-- Exercise task --
Of the lines in the records that follow, how many include the word "Срок"? Answer with a bare number.
----- Supplied entries -----
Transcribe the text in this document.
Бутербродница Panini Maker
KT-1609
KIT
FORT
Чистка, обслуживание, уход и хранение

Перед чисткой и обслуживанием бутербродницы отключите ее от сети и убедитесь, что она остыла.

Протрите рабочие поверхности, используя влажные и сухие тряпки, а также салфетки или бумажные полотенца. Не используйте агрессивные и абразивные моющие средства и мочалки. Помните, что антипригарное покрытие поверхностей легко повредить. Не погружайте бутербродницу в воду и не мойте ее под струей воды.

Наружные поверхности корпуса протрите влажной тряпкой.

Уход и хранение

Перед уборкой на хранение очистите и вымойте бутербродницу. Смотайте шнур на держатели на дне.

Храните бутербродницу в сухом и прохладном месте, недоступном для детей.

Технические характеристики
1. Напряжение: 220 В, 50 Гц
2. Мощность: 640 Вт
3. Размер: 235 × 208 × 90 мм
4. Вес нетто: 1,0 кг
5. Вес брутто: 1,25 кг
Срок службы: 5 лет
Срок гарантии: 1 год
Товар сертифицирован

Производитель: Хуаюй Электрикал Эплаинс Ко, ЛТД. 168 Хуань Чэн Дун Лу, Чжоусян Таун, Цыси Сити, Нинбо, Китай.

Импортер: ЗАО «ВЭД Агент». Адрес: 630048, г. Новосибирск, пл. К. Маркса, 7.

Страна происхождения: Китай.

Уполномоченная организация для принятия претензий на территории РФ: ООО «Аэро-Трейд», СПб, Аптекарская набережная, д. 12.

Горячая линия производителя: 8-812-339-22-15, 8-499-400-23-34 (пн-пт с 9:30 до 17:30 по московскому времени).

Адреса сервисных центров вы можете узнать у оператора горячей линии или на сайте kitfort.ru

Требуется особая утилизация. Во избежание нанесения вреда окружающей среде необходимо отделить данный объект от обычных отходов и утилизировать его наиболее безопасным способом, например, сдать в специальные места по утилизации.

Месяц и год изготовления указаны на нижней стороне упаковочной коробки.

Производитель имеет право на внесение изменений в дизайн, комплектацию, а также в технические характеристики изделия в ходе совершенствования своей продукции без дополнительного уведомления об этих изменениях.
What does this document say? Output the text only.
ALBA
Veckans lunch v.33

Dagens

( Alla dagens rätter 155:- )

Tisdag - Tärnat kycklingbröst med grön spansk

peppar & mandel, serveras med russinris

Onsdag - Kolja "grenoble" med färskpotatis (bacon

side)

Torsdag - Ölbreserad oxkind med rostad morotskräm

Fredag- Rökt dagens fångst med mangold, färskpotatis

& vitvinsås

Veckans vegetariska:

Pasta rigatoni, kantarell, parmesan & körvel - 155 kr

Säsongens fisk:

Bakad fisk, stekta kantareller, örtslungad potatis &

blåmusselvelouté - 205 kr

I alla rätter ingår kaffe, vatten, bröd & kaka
-----
-- Written reply --
2